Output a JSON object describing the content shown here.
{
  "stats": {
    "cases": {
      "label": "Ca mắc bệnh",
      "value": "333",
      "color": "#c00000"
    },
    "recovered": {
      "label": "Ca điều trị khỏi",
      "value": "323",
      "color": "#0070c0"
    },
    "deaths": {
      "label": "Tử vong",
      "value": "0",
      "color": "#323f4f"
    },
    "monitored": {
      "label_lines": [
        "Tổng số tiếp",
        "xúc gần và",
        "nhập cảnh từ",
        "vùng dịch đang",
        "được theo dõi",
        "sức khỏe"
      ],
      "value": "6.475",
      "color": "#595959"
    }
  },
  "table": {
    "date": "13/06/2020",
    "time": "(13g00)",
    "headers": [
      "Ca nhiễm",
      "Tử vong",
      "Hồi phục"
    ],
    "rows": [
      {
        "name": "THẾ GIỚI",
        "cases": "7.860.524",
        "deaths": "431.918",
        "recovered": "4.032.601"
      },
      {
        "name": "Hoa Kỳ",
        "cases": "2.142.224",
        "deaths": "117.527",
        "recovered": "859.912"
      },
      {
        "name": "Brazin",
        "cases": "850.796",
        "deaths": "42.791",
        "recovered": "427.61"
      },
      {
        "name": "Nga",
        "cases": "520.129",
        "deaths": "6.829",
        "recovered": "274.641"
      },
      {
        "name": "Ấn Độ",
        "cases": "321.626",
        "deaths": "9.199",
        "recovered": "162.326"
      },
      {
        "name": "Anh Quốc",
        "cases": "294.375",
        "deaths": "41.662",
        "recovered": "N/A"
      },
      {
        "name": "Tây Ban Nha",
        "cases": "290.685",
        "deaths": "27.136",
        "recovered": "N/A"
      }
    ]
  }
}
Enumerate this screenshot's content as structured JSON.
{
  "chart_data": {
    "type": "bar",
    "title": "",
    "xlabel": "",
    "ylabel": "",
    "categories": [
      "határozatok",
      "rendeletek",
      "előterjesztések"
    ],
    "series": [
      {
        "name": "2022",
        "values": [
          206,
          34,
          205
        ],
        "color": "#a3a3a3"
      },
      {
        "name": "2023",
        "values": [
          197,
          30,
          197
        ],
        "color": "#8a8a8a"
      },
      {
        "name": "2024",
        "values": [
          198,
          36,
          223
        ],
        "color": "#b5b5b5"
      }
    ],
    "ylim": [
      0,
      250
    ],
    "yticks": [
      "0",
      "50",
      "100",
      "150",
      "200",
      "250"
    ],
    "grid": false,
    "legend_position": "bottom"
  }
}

——————

- Exercise goal: Return all of the entries word for word.

- Result for this exercise:
Output a JSON object describing the content shown here.
{
  "stats": {
    "cases": {
      "label": "Ca mắc bệnh",
      "value": "333",
      "color": "#c00000"
    },
    "recovered": {
      "label": "Ca điều trị khỏi",
      "value": "323",
      "color": "#0070c0"
    },
    "deaths": {
      "label": "Tử vong",
      "value": "0",
      "color": "#323f4f"
    },
    "monitored": {
      "label_lines": [
        "Tổng số tiếp",
        "xúc gần và",
        "nhập cảnh từ",
        "vùng dịch đang",
        "được theo dõi",
        "sức khỏe"
      ],
      "value": "6.475",
      "color": "#595959"
    }
  },
  "table": {
    "date": "13/06/2020",
    "time": "(13g00)",
    "headers": [
      "Ca nhiễm",
      "Tử vong",
      "Hồi phục"
    ],
    "rows": [
      {
        "name": "THẾ GIỚI",
        "cases": "7.860.524",
        "deaths": "431.918",
        "recovered": "4.032.601"
      },
      {
        "name": "Hoa Kỳ",
        "cases": "2.142.224",
        "deaths": "117.527",
        "recovered": "859.912"
      },
      {
        "name": "Brazin",
        "cases": "850.796",
        "deaths": "42.791",
        "recovered": "427.61"
      },
      {
        "name": "Nga",
        "cases": "520.129",
        "deaths": "6.829",
        "recovered": "274.641"
      },
      {
        "name": "Ấn Độ",
        "cases": "321.626",
        "deaths": "9.199",
        "recovered": "162.326"
      },
      {
        "name": "Anh Quốc",
        "cases": "294.375",
        "deaths": "41.662",
        "recovered": "N/A"
      },
      {
        "name": "Tây Ban Nha",
        "cases": "290.685",
        "deaths": "27.136",
        "recovered": "N/A"
      }
    ]
  }
}
Enumerate this screenshot's content as structured JSON.
{
  "chart_data": {
    "type": "bar",
    "title": "",
    "xlabel": "",
    "ylabel": "",
    "categories": [
      "határozatok",
      "rendeletek",
      "előterjesztések"
    ],
    "series": [
      {
        "name": "2022",
        "values": [
          206,
          34,
          205
        ],
        "color": "#a3a3a3"
      },
      {
        "name": "2023",
        "values": [
          197,
          30,
          197
        ],
        "color": "#8a8a8a"
      },
      {
        "name": "2024",
        "values": [
          198,
          36,
          223
        ],
        "color": "#b5b5b5"
      }
    ],
    "ylim": [
      0,
      250
    ],
    "yticks": [
      "0",
      "50",
      "100",
      "150",
      "200",
      "250"
    ],
    "grid": false,
    "legend_position": "bottom"
  }
}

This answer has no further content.